* [Input for this task]:
########
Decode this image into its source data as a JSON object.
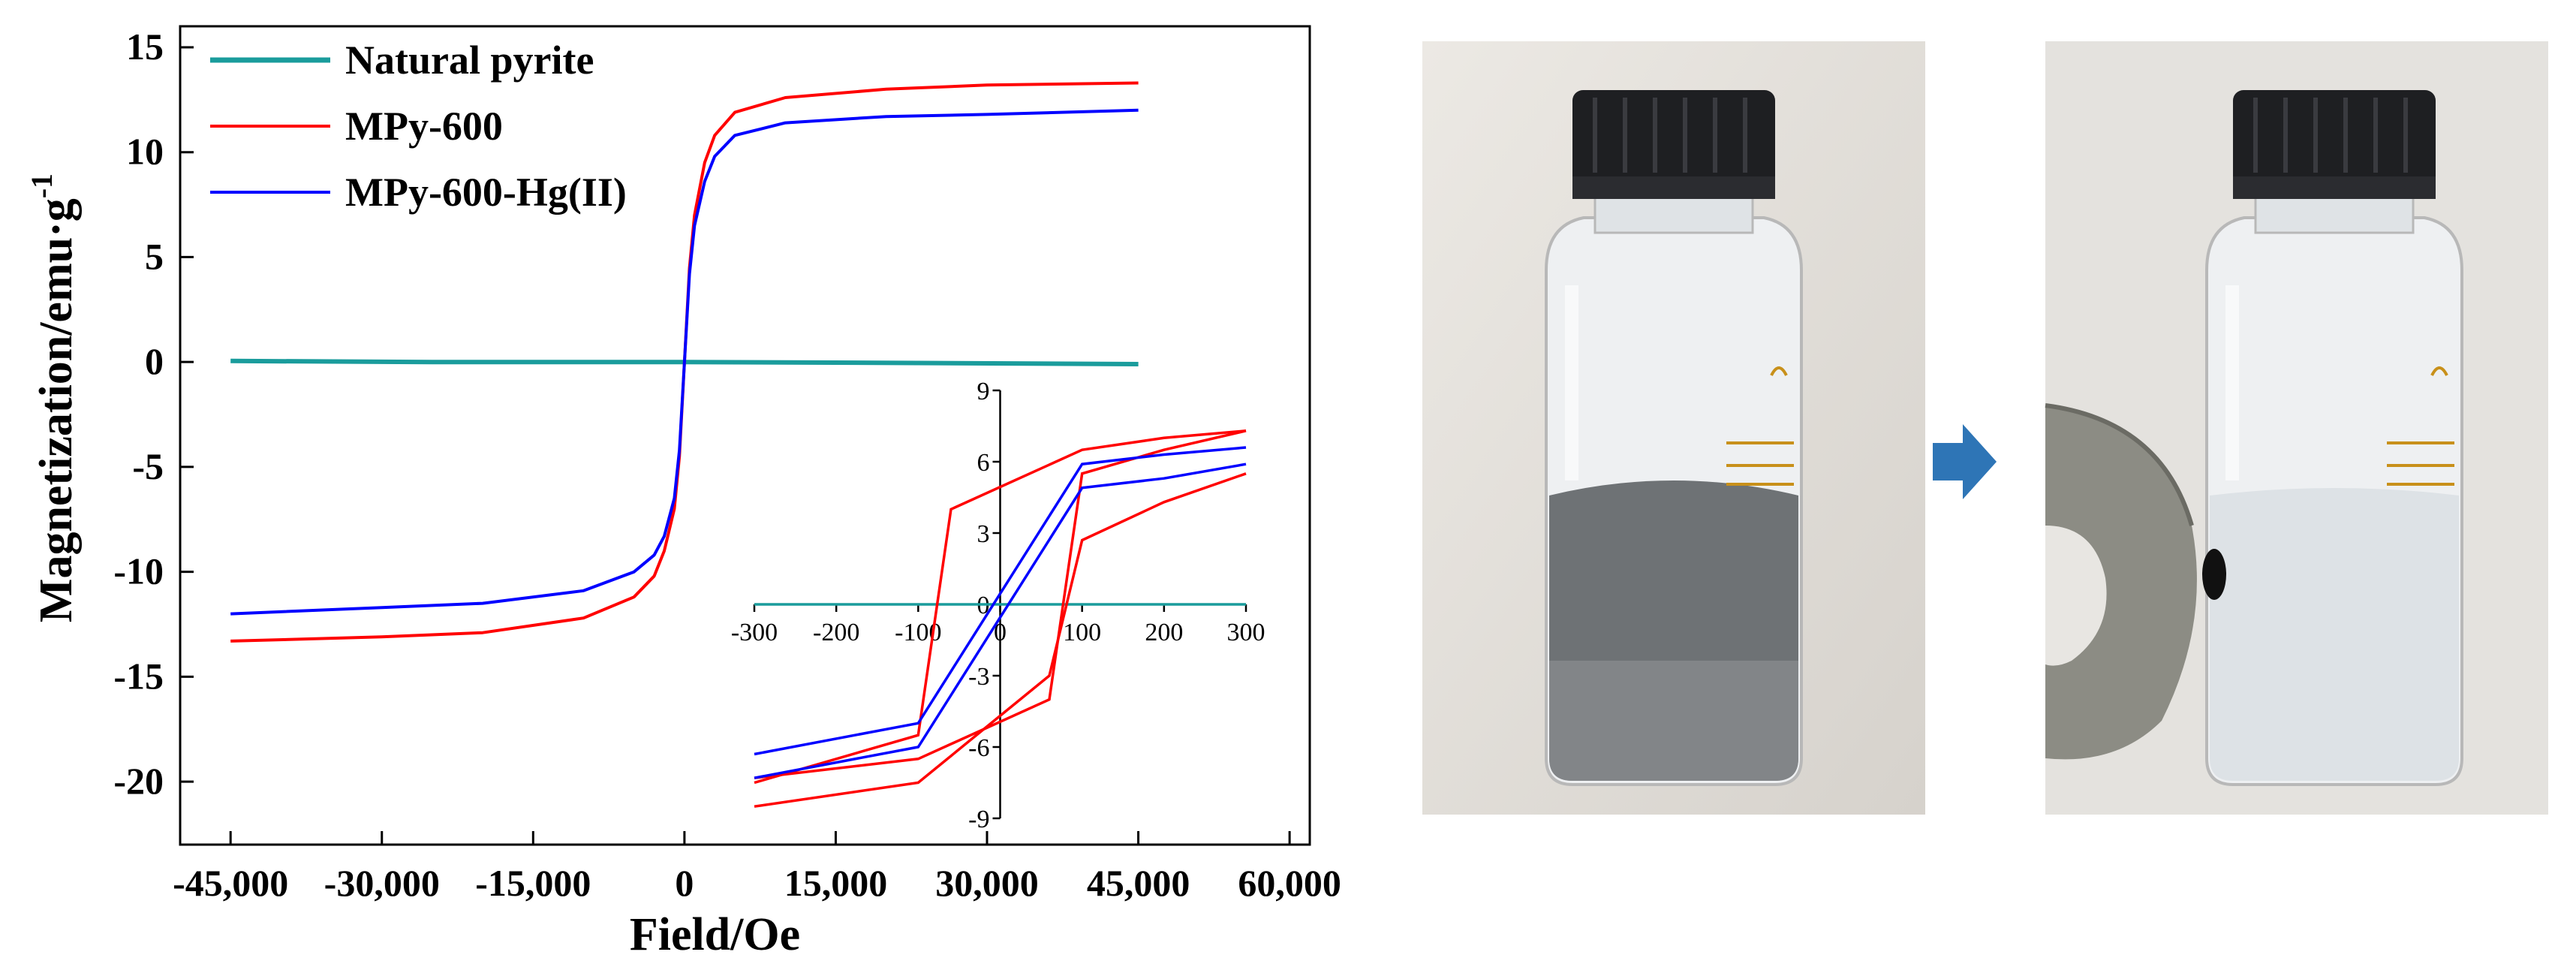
{
  "colors": {
    "natural": "#1a9c9c",
    "mpy600": "#ff0000",
    "mpy600hg": "#0000ff",
    "arrow": "#2e75b6"
  },
  "chart_data": [
    {
      "type": "line",
      "title": "",
      "xlabel": "Field/Oe",
      "ylabel": "Magnetization/emu·g",
      "ylabel_sup": "-1",
      "xlim": [
        -50000,
        62000
      ],
      "ylim": [
        -23,
        16
      ],
      "x_ticks": [
        -45000,
        -30000,
        -15000,
        0,
        15000,
        30000,
        45000,
        60000
      ],
      "x_tick_labels": [
        "-45,000",
        "-30,000",
        "-15,000",
        "0",
        "15,000",
        "30,000",
        "45,000",
        "60,000"
      ],
      "y_ticks": [
        15,
        10,
        5,
        0,
        -5,
        -10,
        -15,
        -20
      ],
      "y_tick_labels": [
        "15",
        "10",
        "5",
        "0",
        "-5",
        "-10",
        "-15",
        "-20"
      ],
      "legend_placement": "top-left",
      "series": [
        {
          "name": "Natural pyrite",
          "x": [
            -45000,
            -25000,
            0,
            25000,
            45000
          ],
          "y": [
            0.05,
            0.0,
            0.0,
            -0.05,
            -0.1
          ]
        },
        {
          "name": "MPy-600",
          "x": [
            -45000,
            -30000,
            -20000,
            -10000,
            -5000,
            -3000,
            -2000,
            -1000,
            -500,
            0,
            500,
            1000,
            2000,
            3000,
            5000,
            10000,
            20000,
            30000,
            45000
          ],
          "y": [
            -13.3,
            -13.1,
            -12.9,
            -12.2,
            -11.2,
            -10.2,
            -9.0,
            -7.0,
            -4.5,
            0,
            4.5,
            7.0,
            9.5,
            10.8,
            11.9,
            12.6,
            13.0,
            13.2,
            13.3
          ]
        },
        {
          "name": "MPy-600-Hg(II)",
          "x": [
            -45000,
            -30000,
            -20000,
            -10000,
            -5000,
            -3000,
            -2000,
            -1000,
            -500,
            0,
            500,
            1000,
            2000,
            3000,
            5000,
            10000,
            20000,
            30000,
            45000
          ],
          "y": [
            -12.0,
            -11.7,
            -11.5,
            -10.9,
            -10.0,
            -9.2,
            -8.3,
            -6.5,
            -4.2,
            0,
            4.2,
            6.5,
            8.6,
            9.8,
            10.8,
            11.4,
            11.7,
            11.8,
            12.0
          ]
        }
      ]
    },
    {
      "type": "line",
      "title": "",
      "xlim": [
        -300,
        300
      ],
      "ylim": [
        -9,
        9
      ],
      "x_ticks": [
        -300,
        -200,
        -100,
        0,
        100,
        200,
        300
      ],
      "x_tick_labels": [
        "-300",
        "-200",
        "-100",
        "0",
        "100",
        "200",
        "300"
      ],
      "y_ticks": [
        9,
        6,
        3,
        0,
        -3,
        -6,
        -9
      ],
      "y_tick_labels": [
        "9",
        "6",
        "3",
        "0",
        "-3",
        "-6",
        "-9"
      ],
      "series": [
        {
          "name": "Natural pyrite",
          "x": [
            -300,
            300
          ],
          "y": [
            0,
            0
          ]
        },
        {
          "name": "MPy-600 ascending",
          "x": [
            -300,
            -100,
            100,
            200,
            300
          ],
          "y": [
            -7.5,
            -5.5,
            2.7,
            4.3,
            5.5
          ]
        },
        {
          "name": "MPy-600 descending",
          "x": [
            -300,
            -200,
            -100,
            100,
            300
          ],
          "y": [
            -7.5,
            -5.0,
            -2.7,
            4.3,
            5.5
          ]
        },
        {
          "name": "MPy-600-Hg(II) upper",
          "x": [
            -300,
            -100,
            100,
            300
          ],
          "y": [
            -6.3,
            -5.0,
            5.0,
            6.1
          ]
        },
        {
          "name": "MPy-600-Hg(II) lower",
          "x": [
            -300,
            -100,
            100,
            300
          ],
          "y": [
            -6.9,
            -5.7,
            4.3,
            5.4
          ]
        }
      ]
    }
  ],
  "inset_curves": {
    "red_outer_upper": {
      "x": [
        -300,
        -100,
        -60,
        100,
        200,
        300
      ],
      "y": [
        -7.5,
        -5.5,
        4.0,
        6.5,
        7.0,
        7.3
      ]
    },
    "red_outer_lower": {
      "x": [
        -300,
        -100,
        60,
        100,
        200,
        300
      ],
      "y": [
        -7.3,
        -6.5,
        -4.0,
        5.5,
        6.5,
        7.3
      ]
    },
    "red_inner_upper": {
      "x": [
        -300,
        -100,
        -60,
        100,
        200,
        300
      ],
      "y": [
        -9.0,
        -8.0,
        4.0,
        6.5,
        7.0,
        7.3
      ]
    }
  }
}
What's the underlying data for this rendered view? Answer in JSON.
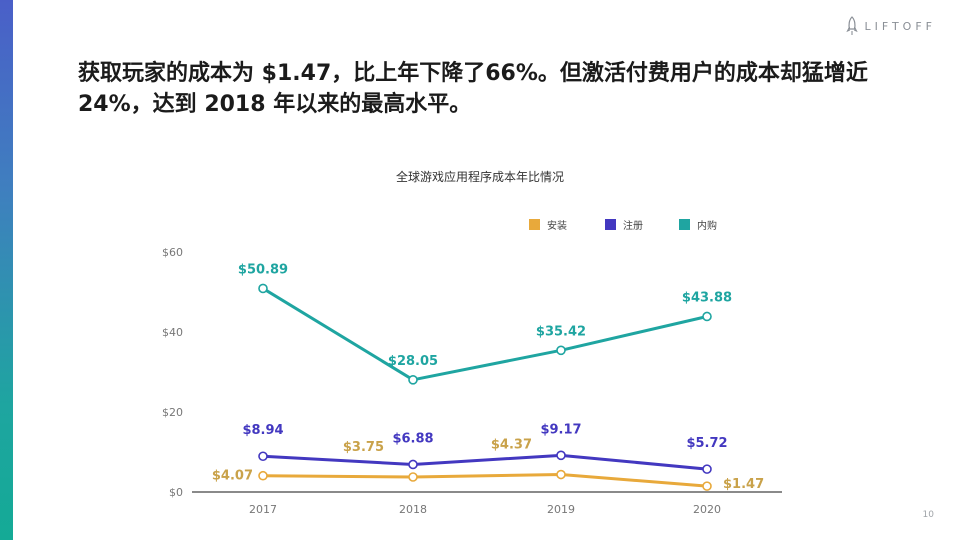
########
* [Work required]:
Copy all the records above exactly, but leave out the pictures.

* [Response to this task]:
Decode this image into its source data as a JSON object.
{
  "colors": {
    "natural": "#1a9c9c",
    "mpy600": "#ff0000",
    "mpy600hg": "#0000ff",
    "arrow": "#2e75b6"
  },
  "chart_data": [
    {
      "type": "line",
      "title": "",
      "xlabel": "Field/Oe",
      "ylabel": "Magnetization/emu·g",
      "ylabel_sup": "-1",
      "xlim": [
        -50000,
        62000
      ],
      "ylim": [
        -23,
        16
      ],
      "x_ticks": [
        -45000,
        -30000,
        -15000,
        0,
        15000,
        30000,
        45000,
        60000
      ],
      "x_tick_labels": [
        "-45,000",
        "-30,000",
        "-15,000",
        "0",
        "15,000",
        "30,000",
        "45,000",
        "60,000"
      ],
      "y_ticks": [
        15,
        10,
        5,
        0,
        -5,
        -10,
        -15,
        -20
      ],
      "y_tick_labels": [
        "15",
        "10",
        "5",
        "0",
        "-5",
        "-10",
        "-15",
        "-20"
      ],
      "legend_placement": "top-left",
      "series": [
        {
          "name": "Natural pyrite",
          "x": [
            -45000,
            -25000,
            0,
            25000,
            45000
          ],
          "y": [
            0.05,
            0.0,
            0.0,
            -0.05,
            -0.1
          ]
        },
        {
          "name": "MPy-600",
          "x": [
            -45000,
            -30000,
            -20000,
            -10000,
            -5000,
            -3000,
            -2000,
            -1000,
            -500,
            0,
            500,
            1000,
            2000,
            3000,
            5000,
            10000,
            20000,
            30000,
            45000
          ],
          "y": [
            -13.3,
            -13.1,
            -12.9,
            -12.2,
            -11.2,
            -10.2,
            -9.0,
            -7.0,
            -4.5,
            0,
            4.5,
            7.0,
            9.5,
            10.8,
            11.9,
            12.6,
            13.0,
            13.2,
            13.3
          ]
        },
        {
          "name": "MPy-600-Hg(II)",
          "x": [
            -45000,
            -30000,
            -20000,
            -10000,
            -5000,
            -3000,
            -2000,
            -1000,
            -500,
            0,
            500,
            1000,
            2000,
            3000,
            5000,
            10000,
            20000,
            30000,
            45000
          ],
          "y": [
            -12.0,
            -11.7,
            -11.5,
            -10.9,
            -10.0,
            -9.2,
            -8.3,
            -6.5,
            -4.2,
            0,
            4.2,
            6.5,
            8.6,
            9.8,
            10.8,
            11.4,
            11.7,
            11.8,
            12.0
          ]
        }
      ]
    },
    {
      "type": "line",
      "title": "",
      "xlim": [
        -300,
        300
      ],
      "ylim": [
        -9,
        9
      ],
      "x_ticks": [
        -300,
        -200,
        -100,
        0,
        100,
        200,
        300
      ],
      "x_tick_labels": [
        "-300",
        "-200",
        "-100",
        "0",
        "100",
        "200",
        "300"
      ],
      "y_ticks": [
        9,
        6,
        3,
        0,
        -3,
        -6,
        -9
      ],
      "y_tick_labels": [
        "9",
        "6",
        "3",
        "0",
        "-3",
        "-6",
        "-9"
      ],
      "series": [
        {
          "name": "Natural pyrite",
          "x": [
            -300,
            300
          ],
          "y": [
            0,
            0
          ]
        },
        {
          "name": "MPy-600 ascending",
          "x": [
            -300,
            -100,
            100,
            200,
            300
          ],
          "y": [
            -7.5,
            -5.5,
            2.7,
            4.3,
            5.5
          ]
        },
        {
          "name": "MPy-600 descending",
          "x": [
            -300,
            -200,
            -100,
            100,
            300
          ],
          "y": [
            -7.5,
            -5.0,
            -2.7,
            4.3,
            5.5
          ]
        },
        {
          "name": "MPy-600-Hg(II) upper",
          "x": [
            -300,
            -100,
            100,
            300
          ],
          "y": [
            -6.3,
            -5.0,
            5.0,
            6.1
          ]
        },
        {
          "name": "MPy-600-Hg(II) lower",
          "x": [
            -300,
            -100,
            100,
            300
          ],
          "y": [
            -6.9,
            -5.7,
            4.3,
            5.4
          ]
        }
      ]
    }
  ],
  "inset_curves": {
    "red_outer_upper": {
      "x": [
        -300,
        -100,
        -60,
        100,
        200,
        300
      ],
      "y": [
        -7.5,
        -5.5,
        4.0,
        6.5,
        7.0,
        7.3
      ]
    },
    "red_outer_lower": {
      "x": [
        -300,
        -100,
        60,
        100,
        200,
        300
      ],
      "y": [
        -7.3,
        -6.5,
        -4.0,
        5.5,
        6.5,
        7.3
      ]
    },
    "red_inner_upper": {
      "x": [
        -300,
        -100,
        -60,
        100,
        200,
        300
      ],
      "y": [
        -9.0,
        -8.0,
        4.0,
        6.5,
        7.0,
        7.3
      ]
    }
  }
}
What's the underlying data for this rendered view? Answer in JSON.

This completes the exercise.